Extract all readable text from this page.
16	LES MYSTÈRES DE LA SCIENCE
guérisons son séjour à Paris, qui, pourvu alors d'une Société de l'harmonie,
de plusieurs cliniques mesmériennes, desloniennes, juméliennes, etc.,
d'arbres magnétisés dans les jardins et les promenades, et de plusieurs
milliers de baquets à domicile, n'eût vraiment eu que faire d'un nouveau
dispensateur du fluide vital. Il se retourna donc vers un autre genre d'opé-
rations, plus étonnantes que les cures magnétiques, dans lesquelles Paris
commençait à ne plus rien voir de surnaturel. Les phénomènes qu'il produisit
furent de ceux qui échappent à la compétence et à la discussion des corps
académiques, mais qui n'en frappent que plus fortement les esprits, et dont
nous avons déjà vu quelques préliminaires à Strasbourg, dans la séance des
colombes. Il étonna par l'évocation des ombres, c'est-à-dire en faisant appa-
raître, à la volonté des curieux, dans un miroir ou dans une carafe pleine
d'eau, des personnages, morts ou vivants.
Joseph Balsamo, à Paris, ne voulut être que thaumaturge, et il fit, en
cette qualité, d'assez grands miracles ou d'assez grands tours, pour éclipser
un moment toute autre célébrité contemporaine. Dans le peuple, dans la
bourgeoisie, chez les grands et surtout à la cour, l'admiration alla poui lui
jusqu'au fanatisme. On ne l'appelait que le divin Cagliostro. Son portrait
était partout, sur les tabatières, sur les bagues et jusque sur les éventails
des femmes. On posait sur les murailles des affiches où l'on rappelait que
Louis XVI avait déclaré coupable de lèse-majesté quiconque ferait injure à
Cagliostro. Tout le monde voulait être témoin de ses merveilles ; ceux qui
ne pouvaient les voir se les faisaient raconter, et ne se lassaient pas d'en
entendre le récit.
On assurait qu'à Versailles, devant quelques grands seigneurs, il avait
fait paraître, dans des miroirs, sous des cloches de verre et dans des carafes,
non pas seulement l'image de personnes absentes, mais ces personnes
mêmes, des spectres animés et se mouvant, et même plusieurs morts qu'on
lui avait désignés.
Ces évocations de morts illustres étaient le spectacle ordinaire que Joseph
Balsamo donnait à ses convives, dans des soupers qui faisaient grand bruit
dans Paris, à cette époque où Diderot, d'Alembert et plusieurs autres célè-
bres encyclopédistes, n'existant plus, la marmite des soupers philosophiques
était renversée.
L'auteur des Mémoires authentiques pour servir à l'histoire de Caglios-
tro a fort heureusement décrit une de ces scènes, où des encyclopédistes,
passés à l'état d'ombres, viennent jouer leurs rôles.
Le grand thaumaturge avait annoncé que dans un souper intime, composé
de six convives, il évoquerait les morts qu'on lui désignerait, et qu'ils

+++

Task requirements:
Scan the material above. Extract every line in which the word "Cagliostro" occurs.

Output of the task:
jusqu'au fanatisme. On ne l'appelait que le divin Cagliostro. Son portrait
Cagliostro. Tout le monde voulait être témoin de ses merveilles ; ceux qui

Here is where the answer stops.